STATED GOAL: Skip the pictures. Repeat everything else in the records word for word.

[Extracted records]
★ ★ ★ ★ ★
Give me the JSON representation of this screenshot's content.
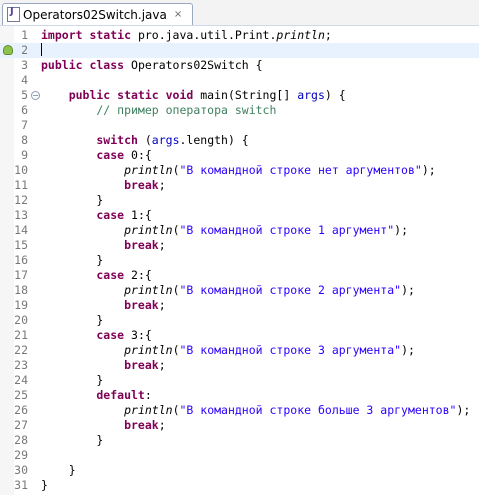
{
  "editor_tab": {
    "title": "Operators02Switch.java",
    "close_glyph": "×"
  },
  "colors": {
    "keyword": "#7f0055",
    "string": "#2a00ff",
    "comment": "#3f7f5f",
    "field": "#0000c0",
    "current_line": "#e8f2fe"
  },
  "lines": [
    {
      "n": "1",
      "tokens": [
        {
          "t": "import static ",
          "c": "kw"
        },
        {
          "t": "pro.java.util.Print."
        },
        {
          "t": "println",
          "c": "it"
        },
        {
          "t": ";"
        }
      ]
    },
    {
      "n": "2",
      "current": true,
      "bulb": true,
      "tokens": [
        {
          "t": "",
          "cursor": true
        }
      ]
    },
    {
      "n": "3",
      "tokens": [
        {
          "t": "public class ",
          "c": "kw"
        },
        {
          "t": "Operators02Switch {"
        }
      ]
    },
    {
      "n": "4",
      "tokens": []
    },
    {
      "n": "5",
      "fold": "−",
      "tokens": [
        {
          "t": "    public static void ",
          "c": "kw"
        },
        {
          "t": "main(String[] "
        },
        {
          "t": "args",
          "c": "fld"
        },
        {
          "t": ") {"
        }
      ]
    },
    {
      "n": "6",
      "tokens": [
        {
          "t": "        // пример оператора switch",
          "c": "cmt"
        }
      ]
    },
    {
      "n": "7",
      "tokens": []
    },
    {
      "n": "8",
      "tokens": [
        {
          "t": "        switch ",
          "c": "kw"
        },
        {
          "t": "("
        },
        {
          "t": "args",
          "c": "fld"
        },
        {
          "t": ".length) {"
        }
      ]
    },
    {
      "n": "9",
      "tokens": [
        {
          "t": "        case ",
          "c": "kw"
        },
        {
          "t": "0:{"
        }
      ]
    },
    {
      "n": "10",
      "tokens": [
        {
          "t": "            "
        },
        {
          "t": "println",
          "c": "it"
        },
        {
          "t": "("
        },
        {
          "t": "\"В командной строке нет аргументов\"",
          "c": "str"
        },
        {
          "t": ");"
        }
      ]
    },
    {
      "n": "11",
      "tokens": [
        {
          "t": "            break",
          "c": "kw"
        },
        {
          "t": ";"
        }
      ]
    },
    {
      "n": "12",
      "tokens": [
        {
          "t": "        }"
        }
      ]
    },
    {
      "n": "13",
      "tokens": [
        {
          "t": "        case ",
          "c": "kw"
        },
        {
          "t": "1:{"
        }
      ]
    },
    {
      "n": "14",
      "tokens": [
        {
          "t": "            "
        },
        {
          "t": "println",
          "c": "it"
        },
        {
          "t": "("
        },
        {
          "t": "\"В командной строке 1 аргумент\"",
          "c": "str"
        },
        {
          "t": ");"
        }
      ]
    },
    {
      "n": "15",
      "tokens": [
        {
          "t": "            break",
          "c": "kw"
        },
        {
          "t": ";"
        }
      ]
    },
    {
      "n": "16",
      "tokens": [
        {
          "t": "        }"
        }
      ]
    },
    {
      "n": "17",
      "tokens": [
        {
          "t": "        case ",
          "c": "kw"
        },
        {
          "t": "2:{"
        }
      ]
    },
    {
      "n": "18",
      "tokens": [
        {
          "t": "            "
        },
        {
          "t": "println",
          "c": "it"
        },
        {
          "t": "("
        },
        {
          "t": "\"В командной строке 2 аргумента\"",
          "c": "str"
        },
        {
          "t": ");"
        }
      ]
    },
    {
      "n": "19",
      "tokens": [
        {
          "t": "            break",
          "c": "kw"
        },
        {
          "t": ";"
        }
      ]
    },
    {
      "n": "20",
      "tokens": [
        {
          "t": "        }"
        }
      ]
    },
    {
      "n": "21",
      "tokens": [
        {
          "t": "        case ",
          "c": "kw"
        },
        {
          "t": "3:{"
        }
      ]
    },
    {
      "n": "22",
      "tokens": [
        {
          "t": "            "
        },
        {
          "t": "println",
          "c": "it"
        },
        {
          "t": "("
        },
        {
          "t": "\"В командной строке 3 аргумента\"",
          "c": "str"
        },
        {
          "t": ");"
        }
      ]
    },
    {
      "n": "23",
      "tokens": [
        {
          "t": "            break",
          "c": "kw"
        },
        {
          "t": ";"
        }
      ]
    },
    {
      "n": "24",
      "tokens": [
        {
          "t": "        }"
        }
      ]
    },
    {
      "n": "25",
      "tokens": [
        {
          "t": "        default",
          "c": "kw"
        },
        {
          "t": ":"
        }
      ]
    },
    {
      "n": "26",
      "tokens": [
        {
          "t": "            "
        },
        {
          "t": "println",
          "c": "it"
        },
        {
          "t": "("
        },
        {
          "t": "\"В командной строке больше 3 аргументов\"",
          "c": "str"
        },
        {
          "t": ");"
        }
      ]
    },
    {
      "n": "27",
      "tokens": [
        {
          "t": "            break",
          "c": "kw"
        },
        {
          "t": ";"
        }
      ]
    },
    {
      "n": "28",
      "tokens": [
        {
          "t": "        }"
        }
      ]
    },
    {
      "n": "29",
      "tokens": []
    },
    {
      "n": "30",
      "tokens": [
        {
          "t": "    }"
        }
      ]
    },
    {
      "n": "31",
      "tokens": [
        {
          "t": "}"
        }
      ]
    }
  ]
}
★ ★ ★ ★ ★
RESULT:
Give me the JSON representation of this screenshot's content.
{
  "editor_tab": {
    "title": "Operators02Switch.java",
    "close_glyph": "×"
  },
  "colors": {
    "keyword": "#7f0055",
    "string": "#2a00ff",
    "comment": "#3f7f5f",
    "field": "#0000c0",
    "current_line": "#e8f2fe"
  },
  "lines": [
    {
      "n": "1",
      "tokens": [
        {
          "t": "import static ",
          "c": "kw"
        },
        {
          "t": "pro.java.util.Print."
        },
        {
          "t": "println",
          "c": "it"
        },
        {
          "t": ";"
        }
      ]
    },
    {
      "n": "2",
      "current": true,
      "bulb": true,
      "tokens": [
        {
          "t": "",
          "cursor": true
        }
      ]
    },
    {
      "n": "3",
      "tokens": [
        {
          "t": "public class ",
          "c": "kw"
        },
        {
          "t": "Operators02Switch {"
        }
      ]
    },
    {
      "n": "4",
      "tokens": []
    },
    {
      "n": "5",
      "fold": "−",
      "tokens": [
        {
          "t": "    public static void ",
          "c": "kw"
        },
        {
          "t": "main(String[] "
        },
        {
          "t": "args",
          "c": "fld"
        },
        {
          "t": ") {"
        }
      ]
    },
    {
      "n": "6",
      "tokens": [
        {
          "t": "        // пример оператора switch",
          "c": "cmt"
        }
      ]
    },
    {
      "n": "7",
      "tokens": []
    },
    {
      "n": "8",
      "tokens": [
        {
          "t": "        switch ",
          "c": "kw"
        },
        {
          "t": "("
        },
        {
          "t": "args",
          "c": "fld"
        },
        {
          "t": ".length) {"
        }
      ]
    },
    {
      "n": "9",
      "tokens": [
        {
          "t": "        case ",
          "c": "kw"
        },
        {
          "t": "0:{"
        }
      ]
    },
    {
      "n": "10",
      "tokens": [
        {
          "t": "            "
        },
        {
          "t": "println",
          "c": "it"
        },
        {
          "t": "("
        },
        {
          "t": "\"В командной строке нет аргументов\"",
          "c": "str"
        },
        {
          "t": ");"
        }
      ]
    },
    {
      "n": "11",
      "tokens": [
        {
          "t": "            break",
          "c": "kw"
        },
        {
          "t": ";"
        }
      ]
    },
    {
      "n": "12",
      "tokens": [
        {
          "t": "        }"
        }
      ]
    },
    {
      "n": "13",
      "tokens": [
        {
          "t": "        case ",
          "c": "kw"
        },
        {
          "t": "1:{"
        }
      ]
    },
    {
      "n": "14",
      "tokens": [
        {
          "t": "            "
        },
        {
          "t": "println",
          "c": "it"
        },
        {
          "t": "("
        },
        {
          "t": "\"В командной строке 1 аргумент\"",
          "c": "str"
        },
        {
          "t": ");"
        }
      ]
    },
    {
      "n": "15",
      "tokens": [
        {
          "t": "            break",
          "c": "kw"
        },
        {
          "t": ";"
        }
      ]
    },
    {
      "n": "16",
      "tokens": [
        {
          "t": "        }"
        }
      ]
    },
    {
      "n": "17",
      "tokens": [
        {
          "t": "        case ",
          "c": "kw"
        },
        {
          "t": "2:{"
        }
      ]
    },
    {
      "n": "18",
      "tokens": [
        {
          "t": "            "
        },
        {
          "t": "println",
          "c": "it"
        },
        {
          "t": "("
        },
        {
          "t": "\"В командной строке 2 аргумента\"",
          "c": "str"
        },
        {
          "t": ");"
        }
      ]
    },
    {
      "n": "19",
      "tokens": [
        {
          "t": "            break",
          "c": "kw"
        },
        {
          "t": ";"
        }
      ]
    },
    {
      "n": "20",
      "tokens": [
        {
          "t": "        }"
        }
      ]
    },
    {
      "n": "21",
      "tokens": [
        {
          "t": "        case ",
          "c": "kw"
        },
        {
          "t": "3:{"
        }
      ]
    },
    {
      "n": "22",
      "tokens": [
        {
          "t": "            "
        },
        {
          "t": "println",
          "c": "it"
        },
        {
          "t": "("
        },
        {
          "t": "\"В командной строке 3 аргумента\"",
          "c": "str"
        },
        {
          "t": ");"
        }
      ]
    },
    {
      "n": "23",
      "tokens": [
        {
          "t": "            break",
          "c": "kw"
        },
        {
          "t": ";"
        }
      ]
    },
    {
      "n": "24",
      "tokens": [
        {
          "t": "        }"
        }
      ]
    },
    {
      "n": "25",
      "tokens": [
        {
          "t": "        default",
          "c": "kw"
        },
        {
          "t": ":"
        }
      ]
    },
    {
      "n": "26",
      "tokens": [
        {
          "t": "            "
        },
        {
          "t": "println",
          "c": "it"
        },
        {
          "t": "("
        },
        {
          "t": "\"В командной строке больше 3 аргументов\"",
          "c": "str"
        },
        {
          "t": ");"
        }
      ]
    },
    {
      "n": "27",
      "tokens": [
        {
          "t": "            break",
          "c": "kw"
        },
        {
          "t": ";"
        }
      ]
    },
    {
      "n": "28",
      "tokens": [
        {
          "t": "        }"
        }
      ]
    },
    {
      "n": "29",
      "tokens": []
    },
    {
      "n": "30",
      "tokens": [
        {
          "t": "    }"
        }
      ]
    },
    {
      "n": "31",
      "tokens": [
        {
          "t": "}"
        }
      ]
    }
  ]
}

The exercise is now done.